**TASK PROMPT:**
All records below must be retyped exactly.

**GIVEN DATA:**
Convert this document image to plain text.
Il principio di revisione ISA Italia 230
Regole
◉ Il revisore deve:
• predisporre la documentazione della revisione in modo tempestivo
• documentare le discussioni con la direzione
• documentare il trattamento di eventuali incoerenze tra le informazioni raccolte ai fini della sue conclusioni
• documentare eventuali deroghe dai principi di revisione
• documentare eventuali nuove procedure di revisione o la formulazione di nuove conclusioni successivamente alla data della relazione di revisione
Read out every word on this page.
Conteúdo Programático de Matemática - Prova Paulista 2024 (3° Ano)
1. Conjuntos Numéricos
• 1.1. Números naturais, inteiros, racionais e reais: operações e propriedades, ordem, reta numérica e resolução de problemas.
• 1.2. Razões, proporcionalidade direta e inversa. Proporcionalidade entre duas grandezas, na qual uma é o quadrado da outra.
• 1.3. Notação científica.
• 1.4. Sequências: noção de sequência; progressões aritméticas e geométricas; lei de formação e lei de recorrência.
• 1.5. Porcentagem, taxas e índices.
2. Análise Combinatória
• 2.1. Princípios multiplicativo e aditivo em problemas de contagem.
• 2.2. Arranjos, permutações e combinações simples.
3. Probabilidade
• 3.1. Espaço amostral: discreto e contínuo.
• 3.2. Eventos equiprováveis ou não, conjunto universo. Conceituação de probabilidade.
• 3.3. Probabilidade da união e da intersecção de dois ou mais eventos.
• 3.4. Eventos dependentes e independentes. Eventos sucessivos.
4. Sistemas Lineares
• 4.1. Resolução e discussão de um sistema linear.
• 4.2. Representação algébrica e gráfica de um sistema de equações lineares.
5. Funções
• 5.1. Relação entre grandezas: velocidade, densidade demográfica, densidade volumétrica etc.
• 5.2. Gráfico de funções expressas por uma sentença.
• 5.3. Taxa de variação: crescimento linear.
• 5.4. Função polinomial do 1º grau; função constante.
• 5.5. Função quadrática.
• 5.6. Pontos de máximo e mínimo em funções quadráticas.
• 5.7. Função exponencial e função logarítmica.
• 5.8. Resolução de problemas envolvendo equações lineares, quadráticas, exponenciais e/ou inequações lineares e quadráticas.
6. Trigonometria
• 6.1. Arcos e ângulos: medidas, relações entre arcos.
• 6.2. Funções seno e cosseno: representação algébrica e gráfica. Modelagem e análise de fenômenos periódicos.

**CORRECT RESPONSE:**
Convert this document image to plain text.
Il principio di revisione ISA Italia 230
Regole
◉ Il revisore deve:
• predisporre la documentazione della revisione in modo tempestivo
• documentare le discussioni con la direzione
• documentare il trattamento di eventuali incoerenze tra le informazioni raccolte ai fini della sue conclusioni
• documentare eventuali deroghe dai principi di revisione
• documentare eventuali nuove procedure di revisione o la formulazione di nuove conclusioni successivamente alla data della relazione di revisione
Read out every word on this page.
Conteúdo Programático de Matemática - Prova Paulista 2024 (3° Ano)
1. Conjuntos Numéricos
• 1.1. Números naturais, inteiros, racionais e reais: operações e propriedades, ordem, reta numérica e resolução de problemas.
• 1.2. Razões, proporcionalidade direta e inversa. Proporcionalidade entre duas grandezas, na qual uma é o quadrado da outra.
• 1.3. Notação científica.
• 1.4. Sequências: noção de sequência; progressões aritméticas e geométricas; lei de formação e lei de recorrência.
• 1.5. Porcentagem, taxas e índices.
2. Análise Combinatória
• 2.1. Princípios multiplicativo e aditivo em problemas de contagem.
• 2.2. Arranjos, permutações e combinações simples.
3. Probabilidade
• 3.1. Espaço amostral: discreto e contínuo.
• 3.2. Eventos equiprováveis ou não, conjunto universo. Conceituação de probabilidade.
• 3.3. Probabilidade da união e da intersecção de dois ou mais eventos.
• 3.4. Eventos dependentes e independentes. Eventos sucessivos.
4. Sistemas Lineares
• 4.1. Resolução e discussão de um sistema linear.
• 4.2. Representação algébrica e gráfica de um sistema de equações lineares.
5. Funções
• 5.1. Relação entre grandezas: velocidade, densidade demográfica, densidade volumétrica etc.
• 5.2. Gráfico de funções expressas por uma sentença.
• 5.3. Taxa de variação: crescimento linear.
• 5.4. Função polinomial do 1º grau; função constante.
• 5.5. Função quadrática.
• 5.6. Pontos de máximo e mínimo em funções quadráticas.
• 5.7. Função exponencial e função logarítmica.
• 5.8. Resolução de problemas envolvendo equações lineares, quadráticas, exponenciais e/ou inequações lineares e quadráticas.
6. Trigonometria
• 6.1. Arcos e ângulos: medidas, relações entre arcos.
• 6.2. Funções seno e cosseno: representação algébrica e gráfica. Modelagem e análise de fenômenos periódicos.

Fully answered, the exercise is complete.